*Brief:* Reproduce the records below with "Weather Info" renamed to "Weather Report" wherever it occurs, leaving every other character unchanged.
==========
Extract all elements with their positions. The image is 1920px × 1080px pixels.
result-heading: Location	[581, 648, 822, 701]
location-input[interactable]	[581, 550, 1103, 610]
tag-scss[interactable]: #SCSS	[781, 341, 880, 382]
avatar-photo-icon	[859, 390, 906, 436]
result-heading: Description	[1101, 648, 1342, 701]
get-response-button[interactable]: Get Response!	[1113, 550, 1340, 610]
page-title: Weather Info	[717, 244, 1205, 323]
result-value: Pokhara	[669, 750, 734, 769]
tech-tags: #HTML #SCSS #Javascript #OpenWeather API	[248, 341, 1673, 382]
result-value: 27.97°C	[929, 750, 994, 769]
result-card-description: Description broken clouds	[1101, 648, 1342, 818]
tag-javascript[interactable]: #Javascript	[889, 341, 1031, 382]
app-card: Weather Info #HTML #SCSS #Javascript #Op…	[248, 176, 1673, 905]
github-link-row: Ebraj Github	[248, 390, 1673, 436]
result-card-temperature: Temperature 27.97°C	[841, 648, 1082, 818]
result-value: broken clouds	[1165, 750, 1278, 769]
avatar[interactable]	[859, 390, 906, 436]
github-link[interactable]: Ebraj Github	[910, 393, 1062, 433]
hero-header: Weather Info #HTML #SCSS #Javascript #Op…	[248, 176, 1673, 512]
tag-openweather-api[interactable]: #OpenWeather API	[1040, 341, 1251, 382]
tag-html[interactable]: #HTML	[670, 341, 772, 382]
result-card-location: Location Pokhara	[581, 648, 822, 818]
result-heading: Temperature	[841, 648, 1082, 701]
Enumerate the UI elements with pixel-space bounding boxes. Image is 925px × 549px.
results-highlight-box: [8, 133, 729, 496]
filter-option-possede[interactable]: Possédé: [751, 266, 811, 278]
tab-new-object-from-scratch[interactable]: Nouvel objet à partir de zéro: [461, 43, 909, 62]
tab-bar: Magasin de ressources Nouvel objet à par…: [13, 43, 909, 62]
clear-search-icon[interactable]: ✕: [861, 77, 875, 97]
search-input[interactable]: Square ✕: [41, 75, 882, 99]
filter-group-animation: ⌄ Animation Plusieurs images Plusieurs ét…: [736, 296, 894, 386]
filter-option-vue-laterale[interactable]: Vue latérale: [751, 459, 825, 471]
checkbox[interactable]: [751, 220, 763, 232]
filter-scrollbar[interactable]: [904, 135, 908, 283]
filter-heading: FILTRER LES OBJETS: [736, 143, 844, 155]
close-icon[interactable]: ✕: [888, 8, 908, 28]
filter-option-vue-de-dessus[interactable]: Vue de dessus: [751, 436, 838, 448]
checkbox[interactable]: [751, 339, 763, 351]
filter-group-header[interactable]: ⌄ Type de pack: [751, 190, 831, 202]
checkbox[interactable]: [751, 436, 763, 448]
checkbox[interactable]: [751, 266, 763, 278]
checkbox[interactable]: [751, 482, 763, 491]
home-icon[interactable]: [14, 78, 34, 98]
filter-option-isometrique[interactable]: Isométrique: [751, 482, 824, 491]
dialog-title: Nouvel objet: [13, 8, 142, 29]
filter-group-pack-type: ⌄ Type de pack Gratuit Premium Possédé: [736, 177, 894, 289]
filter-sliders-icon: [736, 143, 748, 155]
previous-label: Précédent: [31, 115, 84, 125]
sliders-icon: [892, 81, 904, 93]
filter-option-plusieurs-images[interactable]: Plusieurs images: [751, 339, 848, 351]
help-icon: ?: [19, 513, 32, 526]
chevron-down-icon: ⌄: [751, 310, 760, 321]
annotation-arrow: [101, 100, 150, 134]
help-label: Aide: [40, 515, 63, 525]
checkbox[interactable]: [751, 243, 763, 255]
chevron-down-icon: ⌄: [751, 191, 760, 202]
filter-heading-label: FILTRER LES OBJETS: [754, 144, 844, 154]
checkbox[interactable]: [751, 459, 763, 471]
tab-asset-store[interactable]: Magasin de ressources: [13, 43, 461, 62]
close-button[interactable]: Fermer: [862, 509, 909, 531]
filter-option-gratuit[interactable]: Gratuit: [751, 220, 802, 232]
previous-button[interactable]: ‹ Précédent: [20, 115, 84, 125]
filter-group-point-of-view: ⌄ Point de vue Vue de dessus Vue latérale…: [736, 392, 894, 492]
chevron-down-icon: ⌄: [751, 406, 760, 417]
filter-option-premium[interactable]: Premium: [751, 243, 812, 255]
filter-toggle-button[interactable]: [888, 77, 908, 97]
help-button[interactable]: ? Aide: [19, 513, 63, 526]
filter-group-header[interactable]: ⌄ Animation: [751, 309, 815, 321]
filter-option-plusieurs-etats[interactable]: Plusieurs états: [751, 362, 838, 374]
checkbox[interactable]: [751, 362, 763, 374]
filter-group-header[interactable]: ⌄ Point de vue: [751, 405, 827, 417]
==========
*Solution for this exercise:*
Extract all elements with their positions. The image is 1920px × 1080px pixels.
result-heading: Location	[581, 648, 822, 701]
location-input[interactable]	[581, 550, 1103, 610]
tag-scss[interactable]: #SCSS	[781, 341, 880, 382]
avatar-photo-icon	[859, 390, 906, 436]
result-heading: Description	[1101, 648, 1342, 701]
get-response-button[interactable]: Get Response!	[1113, 550, 1340, 610]
page-title: Weather Report	[717, 244, 1205, 323]
result-value: Pokhara	[669, 750, 734, 769]
tech-tags: #HTML #SCSS #Javascript #OpenWeather API	[248, 341, 1673, 382]
result-value: 27.97°C	[929, 750, 994, 769]
result-card-description: Description broken clouds	[1101, 648, 1342, 818]
tag-javascript[interactable]: #Javascript	[889, 341, 1031, 382]
app-card: Weather Report #HTML #SCSS #Javascript #Op…	[248, 176, 1673, 905]
github-link-row: Ebraj Github	[248, 390, 1673, 436]
result-card-temperature: Temperature 27.97°C	[841, 648, 1082, 818]
result-value: broken clouds	[1165, 750, 1278, 769]
avatar[interactable]	[859, 390, 906, 436]
github-link[interactable]: Ebraj Github	[910, 393, 1062, 433]
hero-header: Weather Report #HTML #SCSS #Javascript #Op…	[248, 176, 1673, 512]
tag-openweather-api[interactable]: #OpenWeather API	[1040, 341, 1251, 382]
tag-html[interactable]: #HTML	[670, 341, 772, 382]
result-card-location: Location Pokhara	[581, 648, 822, 818]
result-heading: Temperature	[841, 648, 1082, 701]
Enumerate the UI elements with pixel-space bounding boxes. Image is 925px × 549px.
results-highlight-box: [8, 133, 729, 496]
filter-option-possede[interactable]: Possédé: [751, 266, 811, 278]
tab-new-object-from-scratch[interactable]: Nouvel objet à partir de zéro: [461, 43, 909, 62]
tab-bar: Magasin de ressources Nouvel objet à par…: [13, 43, 909, 62]
clear-search-icon[interactable]: ✕: [861, 77, 875, 97]
search-input[interactable]: Square ✕: [41, 75, 882, 99]
filter-group-animation: ⌄ Animation Plusieurs images Plusieurs ét…: [736, 296, 894, 386]
filter-option-vue-laterale[interactable]: Vue latérale: [751, 459, 825, 471]
checkbox[interactable]: [751, 220, 763, 232]
filter-scrollbar[interactable]: [904, 135, 908, 283]
filter-heading: FILTRER LES OBJETS: [736, 143, 844, 155]
close-icon[interactable]: ✕: [888, 8, 908, 28]
filter-option-vue-de-dessus[interactable]: Vue de dessus: [751, 436, 838, 448]
checkbox[interactable]: [751, 339, 763, 351]
filter-group-header[interactable]: ⌄ Type de pack: [751, 190, 831, 202]
checkbox[interactable]: [751, 436, 763, 448]
checkbox[interactable]: [751, 266, 763, 278]
checkbox[interactable]: [751, 482, 763, 491]
home-icon[interactable]: [14, 78, 34, 98]
filter-option-isometrique[interactable]: Isométrique: [751, 482, 824, 491]
dialog-title: Nouvel objet: [13, 8, 142, 29]
filter-group-pack-type: ⌄ Type de pack Gratuit Premium Possédé: [736, 177, 894, 289]
filter-sliders-icon: [736, 143, 748, 155]
previous-label: Précédent: [31, 115, 84, 125]
sliders-icon: [892, 81, 904, 93]
filter-option-plusieurs-images[interactable]: Plusieurs images: [751, 339, 848, 351]
help-icon: ?: [19, 513, 32, 526]
chevron-down-icon: ⌄: [751, 310, 760, 321]
annotation-arrow: [101, 100, 150, 134]
help-label: Aide: [40, 515, 63, 525]
checkbox[interactable]: [751, 243, 763, 255]
chevron-down-icon: ⌄: [751, 191, 760, 202]
filter-heading-label: FILTRER LES OBJETS: [754, 144, 844, 154]
checkbox[interactable]: [751, 459, 763, 471]
tab-asset-store[interactable]: Magasin de ressources: [13, 43, 461, 62]
close-button[interactable]: Fermer: [862, 509, 909, 531]
filter-option-gratuit[interactable]: Gratuit: [751, 220, 802, 232]
previous-button[interactable]: ‹ Précédent: [20, 115, 84, 125]
filter-group-point-of-view: ⌄ Point de vue Vue de dessus Vue latérale…: [736, 392, 894, 492]
chevron-down-icon: ⌄: [751, 406, 760, 417]
filter-option-premium[interactable]: Premium: [751, 243, 812, 255]
filter-toggle-button[interactable]: [888, 77, 908, 97]
help-button[interactable]: ? Aide: [19, 513, 63, 526]
filter-group-header[interactable]: ⌄ Animation: [751, 309, 815, 321]
filter-option-plusieurs-etats[interactable]: Plusieurs états: [751, 362, 838, 374]
checkbox[interactable]: [751, 362, 763, 374]
filter-group-header[interactable]: ⌄ Point de vue: [751, 405, 827, 417]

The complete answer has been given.